■ YOUR GOAL: Transcribe each record below word for word.

■ DATA FOR THIS EXERCISE:

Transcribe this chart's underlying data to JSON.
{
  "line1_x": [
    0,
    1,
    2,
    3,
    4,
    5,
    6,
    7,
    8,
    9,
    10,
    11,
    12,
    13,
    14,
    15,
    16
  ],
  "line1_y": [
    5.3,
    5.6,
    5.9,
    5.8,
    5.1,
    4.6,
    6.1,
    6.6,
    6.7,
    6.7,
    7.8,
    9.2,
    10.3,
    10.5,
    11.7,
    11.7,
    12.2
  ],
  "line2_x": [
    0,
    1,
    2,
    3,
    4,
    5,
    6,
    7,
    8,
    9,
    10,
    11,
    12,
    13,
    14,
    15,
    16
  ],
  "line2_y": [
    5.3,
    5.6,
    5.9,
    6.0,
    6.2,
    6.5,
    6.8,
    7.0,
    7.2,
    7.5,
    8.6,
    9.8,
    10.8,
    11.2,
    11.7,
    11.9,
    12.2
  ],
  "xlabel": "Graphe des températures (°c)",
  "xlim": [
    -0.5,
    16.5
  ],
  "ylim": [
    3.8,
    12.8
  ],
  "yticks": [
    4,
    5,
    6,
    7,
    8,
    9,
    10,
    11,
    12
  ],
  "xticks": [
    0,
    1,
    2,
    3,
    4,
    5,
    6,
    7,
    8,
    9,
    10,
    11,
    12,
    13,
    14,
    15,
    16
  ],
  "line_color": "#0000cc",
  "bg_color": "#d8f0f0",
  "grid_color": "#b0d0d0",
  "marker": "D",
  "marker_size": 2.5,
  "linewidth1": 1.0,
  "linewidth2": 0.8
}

■ RESULT:
Transcribe this chart's underlying data to JSON.
{
  "line1_x": [
    0,
    1,
    2,
    3,
    4,
    5,
    6,
    7,
    8,
    9,
    10,
    11,
    12,
    13,
    14,
    15,
    16
  ],
  "line1_y": [
    5.3,
    5.6,
    5.9,
    5.8,
    5.1,
    4.6,
    6.1,
    6.6,
    6.7,
    6.7,
    7.8,
    9.2,
    10.3,
    10.5,
    11.7,
    11.7,
    12.2
  ],
  "line2_x": [
    0,
    1,
    2,
    3,
    4,
    5,
    6,
    7,
    8,
    9,
    10,
    11,
    12,
    13,
    14,
    15,
    16
  ],
  "line2_y": [
    5.3,
    5.6,
    5.9,
    6.0,
    6.2,
    6.5,
    6.8,
    7.0,
    7.2,
    7.5,
    8.6,
    9.8,
    10.8,
    11.2,
    11.7,
    11.9,
    12.2
  ],
  "xlabel": "Graphe des températures (°c)",
  "xlim": [
    -0.5,
    16.5
  ],
  "ylim": [
    3.8,
    12.8
  ],
  "yticks": [
    4,
    5,
    6,
    7,
    8,
    9,
    10,
    11,
    12
  ],
  "xticks": [
    0,
    1,
    2,
    3,
    4,
    5,
    6,
    7,
    8,
    9,
    10,
    11,
    12,
    13,
    14,
    15,
    16
  ],
  "line_color": "#0000cc",
  "bg_color": "#d8f0f0",
  "grid_color": "#b0d0d0",
  "marker": "D",
  "marker_size": 2.5,
  "linewidth1": 1.0,
  "linewidth2": 0.8
}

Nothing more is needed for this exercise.